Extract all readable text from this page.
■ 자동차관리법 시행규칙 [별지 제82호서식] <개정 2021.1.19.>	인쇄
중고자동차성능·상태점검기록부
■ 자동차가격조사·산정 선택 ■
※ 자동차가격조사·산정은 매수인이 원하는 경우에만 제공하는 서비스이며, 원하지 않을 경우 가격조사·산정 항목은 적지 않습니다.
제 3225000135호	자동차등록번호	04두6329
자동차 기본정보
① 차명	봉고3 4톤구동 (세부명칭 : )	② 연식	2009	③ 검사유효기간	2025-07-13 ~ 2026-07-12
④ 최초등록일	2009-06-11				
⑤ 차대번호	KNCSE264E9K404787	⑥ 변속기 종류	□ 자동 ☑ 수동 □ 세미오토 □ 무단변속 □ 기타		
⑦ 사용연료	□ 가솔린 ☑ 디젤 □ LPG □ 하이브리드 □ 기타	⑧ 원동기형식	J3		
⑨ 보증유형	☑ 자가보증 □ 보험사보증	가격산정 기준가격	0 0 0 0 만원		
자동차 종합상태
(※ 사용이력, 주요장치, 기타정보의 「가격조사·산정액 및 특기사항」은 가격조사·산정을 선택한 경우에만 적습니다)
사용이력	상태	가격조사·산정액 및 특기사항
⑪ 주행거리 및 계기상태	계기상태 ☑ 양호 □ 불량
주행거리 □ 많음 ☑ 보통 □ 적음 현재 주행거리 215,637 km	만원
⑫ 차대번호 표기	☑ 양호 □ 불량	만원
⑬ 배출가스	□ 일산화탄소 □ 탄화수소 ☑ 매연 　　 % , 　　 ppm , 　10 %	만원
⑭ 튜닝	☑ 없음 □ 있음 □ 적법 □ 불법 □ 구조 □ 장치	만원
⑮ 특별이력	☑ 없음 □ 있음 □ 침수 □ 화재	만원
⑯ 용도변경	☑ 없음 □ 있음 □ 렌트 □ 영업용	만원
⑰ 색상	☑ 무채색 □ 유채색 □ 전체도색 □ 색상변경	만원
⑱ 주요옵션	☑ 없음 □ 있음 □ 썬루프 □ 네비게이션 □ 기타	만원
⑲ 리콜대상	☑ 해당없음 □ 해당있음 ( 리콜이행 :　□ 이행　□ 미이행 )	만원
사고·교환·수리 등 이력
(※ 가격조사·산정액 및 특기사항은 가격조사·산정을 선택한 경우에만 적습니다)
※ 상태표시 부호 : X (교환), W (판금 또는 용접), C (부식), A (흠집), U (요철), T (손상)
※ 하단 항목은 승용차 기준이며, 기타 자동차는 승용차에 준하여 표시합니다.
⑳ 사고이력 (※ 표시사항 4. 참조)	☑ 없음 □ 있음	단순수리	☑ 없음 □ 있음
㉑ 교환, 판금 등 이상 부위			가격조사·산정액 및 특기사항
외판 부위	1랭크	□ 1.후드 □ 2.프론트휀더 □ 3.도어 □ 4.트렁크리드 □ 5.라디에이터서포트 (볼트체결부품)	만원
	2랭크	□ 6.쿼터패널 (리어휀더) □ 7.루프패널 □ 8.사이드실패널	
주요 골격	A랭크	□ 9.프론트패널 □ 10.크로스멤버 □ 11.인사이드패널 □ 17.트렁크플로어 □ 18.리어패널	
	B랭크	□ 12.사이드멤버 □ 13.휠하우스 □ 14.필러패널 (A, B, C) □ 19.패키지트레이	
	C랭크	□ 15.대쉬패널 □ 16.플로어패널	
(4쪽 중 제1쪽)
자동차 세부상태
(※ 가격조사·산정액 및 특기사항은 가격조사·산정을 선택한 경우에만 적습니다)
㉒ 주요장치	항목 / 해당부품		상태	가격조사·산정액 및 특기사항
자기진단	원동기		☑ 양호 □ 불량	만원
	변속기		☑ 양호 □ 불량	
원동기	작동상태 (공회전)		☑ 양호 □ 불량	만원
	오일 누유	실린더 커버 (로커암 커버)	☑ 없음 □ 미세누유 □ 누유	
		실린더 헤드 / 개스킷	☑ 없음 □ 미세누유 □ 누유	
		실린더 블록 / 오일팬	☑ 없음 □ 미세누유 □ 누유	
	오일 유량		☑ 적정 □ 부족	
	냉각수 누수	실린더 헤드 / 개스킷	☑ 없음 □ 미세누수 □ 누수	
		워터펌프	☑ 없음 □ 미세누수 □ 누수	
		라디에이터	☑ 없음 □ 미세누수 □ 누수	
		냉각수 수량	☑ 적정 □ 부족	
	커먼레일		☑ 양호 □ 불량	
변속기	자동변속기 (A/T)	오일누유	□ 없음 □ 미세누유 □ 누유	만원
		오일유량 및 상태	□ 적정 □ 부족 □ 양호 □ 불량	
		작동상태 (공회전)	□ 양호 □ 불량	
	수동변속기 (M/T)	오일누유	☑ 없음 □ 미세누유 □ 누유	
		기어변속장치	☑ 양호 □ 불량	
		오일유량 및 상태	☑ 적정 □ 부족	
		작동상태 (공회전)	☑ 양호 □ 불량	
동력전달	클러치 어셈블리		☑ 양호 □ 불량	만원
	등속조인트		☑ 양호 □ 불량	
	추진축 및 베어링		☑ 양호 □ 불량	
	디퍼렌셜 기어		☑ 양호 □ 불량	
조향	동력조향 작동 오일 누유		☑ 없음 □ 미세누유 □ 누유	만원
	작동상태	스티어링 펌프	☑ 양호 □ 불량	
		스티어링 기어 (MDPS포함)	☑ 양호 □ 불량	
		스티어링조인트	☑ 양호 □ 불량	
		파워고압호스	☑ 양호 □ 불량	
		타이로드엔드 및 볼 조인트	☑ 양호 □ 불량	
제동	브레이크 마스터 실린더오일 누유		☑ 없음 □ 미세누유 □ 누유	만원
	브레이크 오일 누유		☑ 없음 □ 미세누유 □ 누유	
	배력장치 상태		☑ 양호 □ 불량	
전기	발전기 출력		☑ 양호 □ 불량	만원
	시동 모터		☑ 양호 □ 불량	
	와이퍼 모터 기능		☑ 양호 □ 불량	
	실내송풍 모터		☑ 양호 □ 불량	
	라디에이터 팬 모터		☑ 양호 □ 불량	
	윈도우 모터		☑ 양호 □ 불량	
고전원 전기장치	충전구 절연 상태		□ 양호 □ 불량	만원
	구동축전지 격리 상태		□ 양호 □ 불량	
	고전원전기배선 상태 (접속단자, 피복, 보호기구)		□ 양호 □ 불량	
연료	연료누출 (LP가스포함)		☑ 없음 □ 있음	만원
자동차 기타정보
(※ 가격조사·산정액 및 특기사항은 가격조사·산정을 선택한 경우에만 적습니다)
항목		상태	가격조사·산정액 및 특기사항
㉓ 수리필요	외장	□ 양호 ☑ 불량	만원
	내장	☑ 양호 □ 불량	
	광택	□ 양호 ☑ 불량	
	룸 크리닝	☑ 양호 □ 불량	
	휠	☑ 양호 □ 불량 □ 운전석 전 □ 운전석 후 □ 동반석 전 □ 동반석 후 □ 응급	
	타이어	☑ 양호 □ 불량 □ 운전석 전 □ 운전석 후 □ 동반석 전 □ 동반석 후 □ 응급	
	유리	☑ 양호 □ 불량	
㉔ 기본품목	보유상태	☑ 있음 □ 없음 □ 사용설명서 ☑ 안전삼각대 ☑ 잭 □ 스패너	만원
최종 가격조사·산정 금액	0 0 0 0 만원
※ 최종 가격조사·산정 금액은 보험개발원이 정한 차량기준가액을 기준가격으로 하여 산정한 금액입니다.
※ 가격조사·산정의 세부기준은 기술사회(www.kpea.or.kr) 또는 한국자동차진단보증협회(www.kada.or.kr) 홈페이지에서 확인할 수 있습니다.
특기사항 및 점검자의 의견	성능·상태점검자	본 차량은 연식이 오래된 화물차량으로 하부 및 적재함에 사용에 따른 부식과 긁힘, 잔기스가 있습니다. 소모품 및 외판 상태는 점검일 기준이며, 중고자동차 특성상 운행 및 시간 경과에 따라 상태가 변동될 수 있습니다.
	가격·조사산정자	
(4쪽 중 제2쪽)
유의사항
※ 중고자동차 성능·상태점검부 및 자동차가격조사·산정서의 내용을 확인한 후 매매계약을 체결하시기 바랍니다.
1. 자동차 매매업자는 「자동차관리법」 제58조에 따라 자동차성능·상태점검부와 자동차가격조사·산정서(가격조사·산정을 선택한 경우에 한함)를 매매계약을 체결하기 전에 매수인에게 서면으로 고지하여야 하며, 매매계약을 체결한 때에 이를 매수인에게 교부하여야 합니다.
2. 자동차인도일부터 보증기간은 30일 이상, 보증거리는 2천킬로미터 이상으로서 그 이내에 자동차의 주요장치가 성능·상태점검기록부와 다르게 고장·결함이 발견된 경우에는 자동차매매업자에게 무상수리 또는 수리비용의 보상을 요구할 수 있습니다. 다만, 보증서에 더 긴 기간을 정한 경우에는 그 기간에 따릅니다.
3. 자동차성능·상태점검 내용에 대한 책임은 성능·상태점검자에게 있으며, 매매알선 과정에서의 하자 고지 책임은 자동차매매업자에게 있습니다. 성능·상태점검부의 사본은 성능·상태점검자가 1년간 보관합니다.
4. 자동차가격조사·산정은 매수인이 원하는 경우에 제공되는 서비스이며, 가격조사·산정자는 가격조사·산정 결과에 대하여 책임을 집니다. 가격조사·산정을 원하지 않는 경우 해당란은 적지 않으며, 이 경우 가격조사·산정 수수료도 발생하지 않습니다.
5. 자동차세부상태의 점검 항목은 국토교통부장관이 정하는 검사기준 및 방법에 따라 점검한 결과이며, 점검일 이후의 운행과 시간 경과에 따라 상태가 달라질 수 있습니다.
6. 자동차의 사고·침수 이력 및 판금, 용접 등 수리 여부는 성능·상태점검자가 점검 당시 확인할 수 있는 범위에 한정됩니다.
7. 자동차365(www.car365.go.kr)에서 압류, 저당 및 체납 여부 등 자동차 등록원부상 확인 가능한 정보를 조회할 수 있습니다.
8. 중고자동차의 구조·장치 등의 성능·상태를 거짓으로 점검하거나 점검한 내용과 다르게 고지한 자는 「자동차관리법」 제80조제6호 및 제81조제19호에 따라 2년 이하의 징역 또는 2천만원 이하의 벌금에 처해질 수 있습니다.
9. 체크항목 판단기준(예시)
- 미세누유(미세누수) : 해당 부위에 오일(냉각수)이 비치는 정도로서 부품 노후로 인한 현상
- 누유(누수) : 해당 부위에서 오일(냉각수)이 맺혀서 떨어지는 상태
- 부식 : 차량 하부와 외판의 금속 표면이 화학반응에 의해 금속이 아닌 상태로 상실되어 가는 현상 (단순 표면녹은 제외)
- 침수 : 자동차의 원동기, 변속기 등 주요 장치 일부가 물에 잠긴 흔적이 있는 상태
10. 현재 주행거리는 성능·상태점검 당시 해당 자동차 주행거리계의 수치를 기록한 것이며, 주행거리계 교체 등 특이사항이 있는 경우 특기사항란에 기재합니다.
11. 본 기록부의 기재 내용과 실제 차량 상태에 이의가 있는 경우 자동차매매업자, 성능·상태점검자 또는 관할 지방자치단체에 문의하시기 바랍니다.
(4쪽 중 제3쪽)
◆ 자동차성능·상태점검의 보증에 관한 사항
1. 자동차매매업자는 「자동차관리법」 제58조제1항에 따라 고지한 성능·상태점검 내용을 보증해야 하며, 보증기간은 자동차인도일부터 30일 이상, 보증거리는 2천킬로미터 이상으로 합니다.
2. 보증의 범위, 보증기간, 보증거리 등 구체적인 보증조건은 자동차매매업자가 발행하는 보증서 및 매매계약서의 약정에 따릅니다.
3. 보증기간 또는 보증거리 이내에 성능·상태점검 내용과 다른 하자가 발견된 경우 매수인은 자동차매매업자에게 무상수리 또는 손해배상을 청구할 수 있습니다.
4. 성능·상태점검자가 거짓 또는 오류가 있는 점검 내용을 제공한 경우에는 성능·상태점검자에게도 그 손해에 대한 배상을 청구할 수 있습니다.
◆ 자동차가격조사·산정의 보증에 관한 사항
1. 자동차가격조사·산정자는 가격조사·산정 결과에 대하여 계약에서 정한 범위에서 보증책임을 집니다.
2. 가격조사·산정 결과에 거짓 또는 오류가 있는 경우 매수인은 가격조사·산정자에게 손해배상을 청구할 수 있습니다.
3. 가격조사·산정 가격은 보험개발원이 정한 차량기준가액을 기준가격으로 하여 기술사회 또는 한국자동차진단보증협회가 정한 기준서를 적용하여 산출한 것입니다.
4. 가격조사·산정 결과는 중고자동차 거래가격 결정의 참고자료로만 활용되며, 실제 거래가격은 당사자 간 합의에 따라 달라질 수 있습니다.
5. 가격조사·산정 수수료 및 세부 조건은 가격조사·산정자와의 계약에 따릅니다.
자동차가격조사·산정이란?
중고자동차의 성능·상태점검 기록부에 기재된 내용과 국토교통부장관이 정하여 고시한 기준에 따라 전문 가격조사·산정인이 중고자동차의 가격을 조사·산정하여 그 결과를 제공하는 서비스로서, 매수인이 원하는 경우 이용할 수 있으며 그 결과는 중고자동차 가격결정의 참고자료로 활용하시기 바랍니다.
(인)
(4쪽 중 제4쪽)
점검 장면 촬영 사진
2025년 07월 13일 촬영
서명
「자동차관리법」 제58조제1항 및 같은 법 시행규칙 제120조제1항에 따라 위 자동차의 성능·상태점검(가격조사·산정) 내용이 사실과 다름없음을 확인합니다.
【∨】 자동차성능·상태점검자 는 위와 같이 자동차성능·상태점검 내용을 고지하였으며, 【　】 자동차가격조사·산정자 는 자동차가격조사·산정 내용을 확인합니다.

* [Goal]
Every line above that contains the word "미세누유" should be reported.

* [Solution to this problem]
	오일 누유	실린더 커버 (로커암 커버)	☑ 없음 □ 미세누유 □ 누유	
		실린더 헤드 / 개스킷	☑ 없음 □ 미세누유 □ 누유	
		실린더 블록 / 오일팬	☑ 없음 □ 미세누유 □ 누유	
변속기	자동변속기 (A/T)	오일누유	□ 없음 □ 미세누유 □ 누유	만원
	수동변속기 (M/T)	오일누유	☑ 없음 □ 미세누유 □ 누유	
조향	동력조향 작동 오일 누유		☑ 없음 □ 미세누유 □ 누유	만원
제동	브레이크 마스터 실린더오일 누유		☑ 없음 □ 미세누유 □ 누유	만원
	브레이크 오일 누유		☑ 없음 □ 미세누유 □ 누유	
- 미세누유(미세누수) : 해당 부위에 오일(냉각수)이 비치는 정도로서 부품 노후로 인한 현상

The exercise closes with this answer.